**Direction:**
Extract the lines that carry the string "given" from the listing.

**Recorded data:**
• • •
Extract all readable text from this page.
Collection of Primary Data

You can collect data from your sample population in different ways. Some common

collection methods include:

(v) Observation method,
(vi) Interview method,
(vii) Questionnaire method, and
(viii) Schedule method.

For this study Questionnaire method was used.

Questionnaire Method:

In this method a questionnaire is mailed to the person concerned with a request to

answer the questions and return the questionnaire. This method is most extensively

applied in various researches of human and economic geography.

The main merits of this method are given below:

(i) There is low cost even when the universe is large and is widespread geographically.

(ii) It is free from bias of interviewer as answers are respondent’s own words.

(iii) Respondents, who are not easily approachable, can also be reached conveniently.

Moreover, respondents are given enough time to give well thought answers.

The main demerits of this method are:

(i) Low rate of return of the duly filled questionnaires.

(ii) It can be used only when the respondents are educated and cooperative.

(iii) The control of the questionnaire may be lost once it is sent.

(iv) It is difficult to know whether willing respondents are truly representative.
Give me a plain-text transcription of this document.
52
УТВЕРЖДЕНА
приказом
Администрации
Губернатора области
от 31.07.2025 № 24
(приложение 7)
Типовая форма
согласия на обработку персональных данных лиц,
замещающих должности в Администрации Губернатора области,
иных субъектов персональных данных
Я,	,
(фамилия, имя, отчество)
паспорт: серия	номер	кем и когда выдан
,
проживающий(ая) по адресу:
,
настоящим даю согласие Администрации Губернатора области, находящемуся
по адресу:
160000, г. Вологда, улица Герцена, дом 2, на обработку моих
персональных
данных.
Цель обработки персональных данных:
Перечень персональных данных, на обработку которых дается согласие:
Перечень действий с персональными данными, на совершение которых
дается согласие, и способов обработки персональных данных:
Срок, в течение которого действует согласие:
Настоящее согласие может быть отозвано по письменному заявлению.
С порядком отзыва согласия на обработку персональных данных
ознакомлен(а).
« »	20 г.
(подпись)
• • •
**Output for this task:**
The main merits of this method are given below:
Moreover, respondents are given enough time to give well thought answers.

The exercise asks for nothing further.